▶ **Task to carry out**
Write out the records that appear below, verbatim and complete, but without pictures.

▶ **Data entries**
________________________________________

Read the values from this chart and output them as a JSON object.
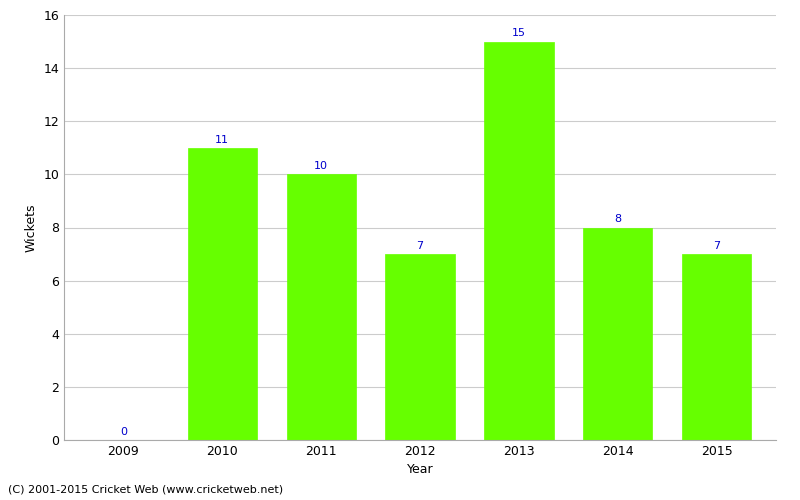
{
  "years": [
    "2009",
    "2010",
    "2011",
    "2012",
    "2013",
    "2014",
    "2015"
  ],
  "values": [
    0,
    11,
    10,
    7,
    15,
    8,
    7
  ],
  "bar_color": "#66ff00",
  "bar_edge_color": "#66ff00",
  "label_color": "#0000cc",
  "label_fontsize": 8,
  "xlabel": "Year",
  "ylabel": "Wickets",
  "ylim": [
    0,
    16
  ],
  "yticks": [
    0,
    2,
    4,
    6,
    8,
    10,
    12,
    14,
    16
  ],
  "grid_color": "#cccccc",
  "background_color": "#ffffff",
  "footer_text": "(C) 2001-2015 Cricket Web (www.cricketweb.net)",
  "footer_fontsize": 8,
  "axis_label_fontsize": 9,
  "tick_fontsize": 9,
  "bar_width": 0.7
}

________________________________________

▶ **Result below**
Read the values from this chart and output them as a JSON object.
{
  "years": [
    "2009",
    "2010",
    "2011",
    "2012",
    "2013",
    "2014",
    "2015"
  ],
  "values": [
    0,
    11,
    10,
    7,
    15,
    8,
    7
  ],
  "bar_color": "#66ff00",
  "bar_edge_color": "#66ff00",
  "label_color": "#0000cc",
  "label_fontsize": 8,
  "xlabel": "Year",
  "ylabel": "Wickets",
  "ylim": [
    0,
    16
  ],
  "yticks": [
    0,
    2,
    4,
    6,
    8,
    10,
    12,
    14,
    16
  ],
  "grid_color": "#cccccc",
  "background_color": "#ffffff",
  "footer_text": "(C) 2001-2015 Cricket Web (www.cricketweb.net)",
  "footer_fontsize": 8,
  "axis_label_fontsize": 9,
  "tick_fontsize": 9,
  "bar_width": 0.7
}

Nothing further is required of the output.